[Short exercise] Find every line in the records below that holds the word "content" and copy it.

[Dataset]
▼

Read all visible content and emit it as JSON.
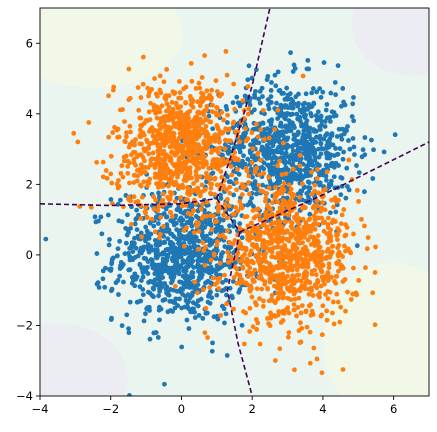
{
  "chart_data": {
    "type": "scatter",
    "title": "",
    "xlabel": "",
    "ylabel": "",
    "xlim": [
      -4,
      7
    ],
    "ylim": [
      -4,
      7
    ],
    "grid": false,
    "legend": "none",
    "x_ticks": [
      -4,
      -2,
      0,
      2,
      4,
      6
    ],
    "y_ticks": [
      -4,
      -2,
      0,
      2,
      4,
      6
    ],
    "x_tick_labels": [
      "−4",
      "−2",
      "0",
      "2",
      "4",
      "6"
    ],
    "y_tick_labels": [
      "−4",
      "−2",
      "0",
      "2",
      "4",
      "6"
    ],
    "series": [
      {
        "color": "#1f77b4",
        "clusters": [
          {
            "center": [
              0.0,
              0.0
            ],
            "spread": 0.95,
            "count": 900
          },
          {
            "center": [
              3.0,
              3.0
            ],
            "spread": 0.95,
            "count": 900
          }
        ]
      },
      {
        "color": "#ff7f0e",
        "clusters": [
          {
            "center": [
              0.0,
              3.0
            ],
            "spread": 0.95,
            "count": 900
          },
          {
            "center": [
              3.0,
              0.0
            ],
            "spread": 0.95,
            "count": 900
          }
        ]
      }
    ],
    "decision_boundaries": {
      "color": "#440154",
      "style": "dashed",
      "lines": [
        [
          [
            -4.0,
            1.45
          ],
          [
            -2.0,
            1.4
          ],
          [
            0.0,
            1.45
          ],
          [
            1.0,
            1.6
          ]
        ],
        [
          [
            1.0,
            1.6
          ],
          [
            1.4,
            2.8
          ],
          [
            2.0,
            4.8
          ],
          [
            2.5,
            7.0
          ]
        ],
        [
          [
            1.65,
            0.65
          ],
          [
            4.0,
            1.7
          ],
          [
            7.0,
            3.2
          ]
        ],
        [
          [
            1.0,
            1.6
          ],
          [
            1.65,
            0.65
          ]
        ],
        [
          [
            1.65,
            0.65
          ],
          [
            1.3,
            -1.0
          ],
          [
            1.6,
            -2.5
          ],
          [
            2.0,
            -4.0
          ]
        ]
      ]
    },
    "background_regions": [
      {
        "color": "#e9f4ee",
        "opacity": 0.9
      },
      {
        "color": "#f4f9e6",
        "opacity": 0.8
      },
      {
        "color": "#ecebf3",
        "opacity": 0.8
      }
    ]
  }
}
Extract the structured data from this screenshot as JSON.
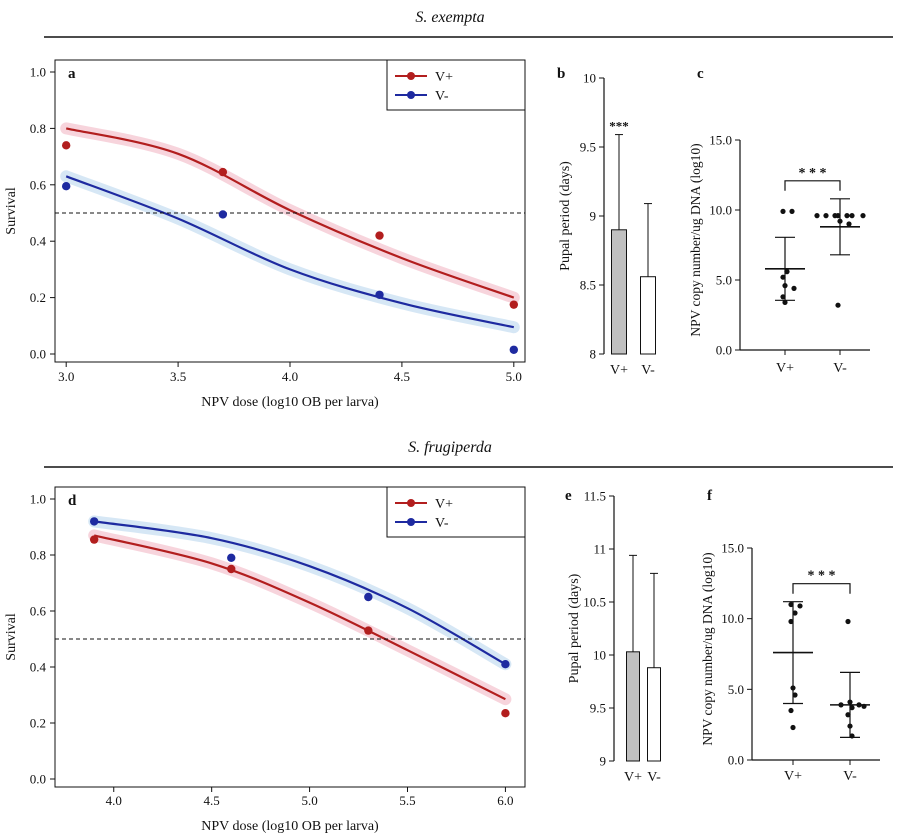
{
  "figure": {
    "section_titles": [
      "S. exempta",
      "S. frugiperda"
    ]
  },
  "colors": {
    "v_plus": "#b21e1e",
    "v_minus": "#1e2aa0",
    "v_plus_band": "#f6cdd6",
    "v_minus_band": "#cfe3f3",
    "bar_gray": "#c0c0c0",
    "bar_white": "#ffffff",
    "ink": "#111111"
  },
  "chart_data": [
    {
      "id": "a",
      "panel_label": "a",
      "type": "scatter",
      "xlabel": "NPV dose (log10 OB per larva)",
      "ylabel": "Survival",
      "xlim": [
        2.95,
        5.05
      ],
      "ylim": [
        0.0,
        1.0
      ],
      "x_ticks": [
        3.0,
        3.5,
        4.0,
        4.5,
        5.0
      ],
      "x_tick_labels": [
        "3.0",
        "3.5",
        "4.0",
        "4.5",
        "5.0"
      ],
      "y_ticks": [
        0.0,
        0.2,
        0.4,
        0.6,
        0.8,
        1.0
      ],
      "y_tick_labels": [
        "0.0",
        "0.2",
        "0.4",
        "0.6",
        "0.8",
        "1.0"
      ],
      "reference_line_y": 0.5,
      "legend_position": "top-right",
      "series": [
        {
          "name": "V+",
          "color_key": "v_plus",
          "band_key": "v_plus_band",
          "points": [
            [
              3.0,
              0.74
            ],
            [
              3.7,
              0.645
            ],
            [
              4.4,
              0.42
            ],
            [
              5.0,
              0.175
            ]
          ],
          "fit": [
            [
              3.0,
              0.8
            ],
            [
              3.5,
              0.71
            ],
            [
              4.0,
              0.51
            ],
            [
              4.5,
              0.34
            ],
            [
              5.0,
              0.2
            ]
          ]
        },
        {
          "name": "V-",
          "color_key": "v_minus",
          "band_key": "v_minus_band",
          "points": [
            [
              3.0,
              0.595
            ],
            [
              3.7,
              0.495
            ],
            [
              4.4,
              0.21
            ],
            [
              5.0,
              0.015
            ]
          ],
          "fit": [
            [
              3.0,
              0.63
            ],
            [
              3.5,
              0.48
            ],
            [
              4.0,
              0.3
            ],
            [
              4.5,
              0.18
            ],
            [
              5.0,
              0.095
            ]
          ]
        }
      ]
    },
    {
      "id": "b",
      "panel_label": "b",
      "type": "bar",
      "ylabel": "Pupal period (days)",
      "ylim": [
        8.0,
        10.0
      ],
      "y_ticks": [
        8.0,
        8.5,
        9.0,
        9.5,
        10.0
      ],
      "y_tick_labels": [
        "8",
        "8.5",
        "9",
        "9.5",
        "10"
      ],
      "categories": [
        "V+",
        "V-"
      ],
      "values": [
        8.9,
        8.56
      ],
      "error_upper": [
        9.59,
        9.09
      ],
      "bar_color_keys": [
        "bar_gray",
        "bar_white"
      ],
      "significance": [
        "***",
        ""
      ]
    },
    {
      "id": "c",
      "panel_label": "c",
      "type": "scatter",
      "ylabel": "NPV copy number/ug DNA (log10)",
      "ylim": [
        0.0,
        15.0
      ],
      "y_ticks": [
        0.0,
        5.0,
        10.0,
        15.0
      ],
      "y_tick_labels": [
        "0.0",
        "5.0",
        "10.0",
        "15.0"
      ],
      "categories": [
        "V+",
        "V-"
      ],
      "groups": [
        {
          "name": "V+",
          "mean": 5.8,
          "sd_upper": 8.05,
          "sd_lower": 3.55,
          "points": [
            9.9,
            9.9,
            5.6,
            5.2,
            4.6,
            4.4,
            3.8,
            3.4
          ]
        },
        {
          "name": "V-",
          "mean": 8.8,
          "sd_upper": 10.8,
          "sd_lower": 6.8,
          "points": [
            9.6,
            9.6,
            9.6,
            9.6,
            9.6,
            9.6,
            9.6,
            9.2,
            9.0,
            3.2
          ]
        }
      ],
      "significance": "* * *"
    },
    {
      "id": "d",
      "panel_label": "d",
      "type": "scatter",
      "xlabel": "NPV dose (log10 OB per larva)",
      "ylabel": "Survival",
      "xlim": [
        3.7,
        6.1
      ],
      "ylim": [
        0.0,
        1.0
      ],
      "x_ticks": [
        4.0,
        4.5,
        5.0,
        5.5,
        6.0
      ],
      "x_tick_labels": [
        "4.0",
        "4.5",
        "5.0",
        "5.5",
        "6.0"
      ],
      "y_ticks": [
        0.0,
        0.2,
        0.4,
        0.6,
        0.8,
        1.0
      ],
      "y_tick_labels": [
        "0.0",
        "0.2",
        "0.4",
        "0.6",
        "0.8",
        "1.0"
      ],
      "reference_line_y": 0.5,
      "legend_position": "top-right",
      "series": [
        {
          "name": "V+",
          "color_key": "v_plus",
          "band_key": "v_plus_band",
          "points": [
            [
              3.9,
              0.855
            ],
            [
              4.6,
              0.75
            ],
            [
              5.3,
              0.53
            ],
            [
              6.0,
              0.235
            ]
          ],
          "fit": [
            [
              3.9,
              0.87
            ],
            [
              4.5,
              0.77
            ],
            [
              5.0,
              0.63
            ],
            [
              5.5,
              0.46
            ],
            [
              6.0,
              0.285
            ]
          ]
        },
        {
          "name": "V-",
          "color_key": "v_minus",
          "band_key": "v_minus_band",
          "points": [
            [
              3.9,
              0.92
            ],
            [
              4.6,
              0.79
            ],
            [
              5.3,
              0.65
            ],
            [
              6.0,
              0.41
            ]
          ],
          "fit": [
            [
              3.9,
              0.92
            ],
            [
              4.5,
              0.86
            ],
            [
              5.0,
              0.76
            ],
            [
              5.5,
              0.61
            ],
            [
              6.0,
              0.41
            ]
          ]
        }
      ]
    },
    {
      "id": "e",
      "panel_label": "e",
      "type": "bar",
      "ylabel": "Pupal period (days)",
      "ylim": [
        9.0,
        11.5
      ],
      "y_ticks": [
        9.0,
        9.5,
        10.0,
        10.5,
        11.0,
        11.5
      ],
      "y_tick_labels": [
        "9",
        "9.5",
        "10",
        "10.5",
        "11",
        "11.5"
      ],
      "categories": [
        "V+",
        "V-"
      ],
      "values": [
        10.03,
        9.88
      ],
      "error_upper": [
        10.94,
        10.77
      ],
      "bar_color_keys": [
        "bar_gray",
        "bar_white"
      ],
      "significance": [
        "",
        ""
      ]
    },
    {
      "id": "f",
      "panel_label": "f",
      "type": "scatter",
      "ylabel": "NPV copy number/ug DNA (log10)",
      "ylim": [
        0.0,
        15.0
      ],
      "y_ticks": [
        0.0,
        5.0,
        10.0,
        15.0
      ],
      "y_tick_labels": [
        "0.0",
        "5.0",
        "10.0",
        "15.0"
      ],
      "categories": [
        "V+",
        "V-"
      ],
      "groups": [
        {
          "name": "V+",
          "mean": 7.6,
          "sd_upper": 11.2,
          "sd_lower": 4.0,
          "points": [
            11.0,
            10.9,
            10.4,
            9.8,
            5.1,
            4.6,
            3.5,
            2.3
          ]
        },
        {
          "name": "V-",
          "mean": 3.9,
          "sd_upper": 6.2,
          "sd_lower": 1.6,
          "points": [
            9.8,
            4.1,
            3.9,
            3.9,
            3.8,
            3.7,
            3.2,
            2.4,
            1.7
          ]
        }
      ],
      "significance": "* * *"
    }
  ]
}
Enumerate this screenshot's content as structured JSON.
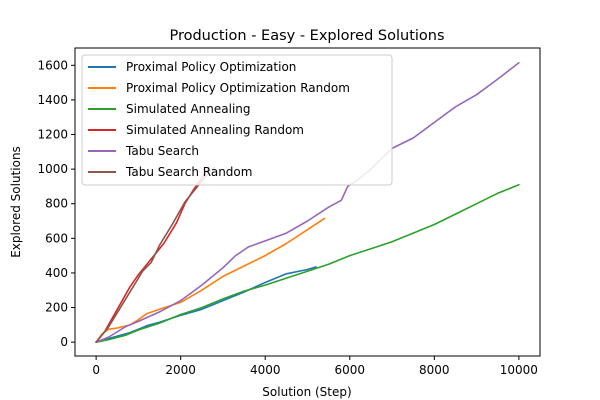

▲

[Response]
Read all visible content and emit it as JSON.
Enumerate this screenshot's content as structured JSON.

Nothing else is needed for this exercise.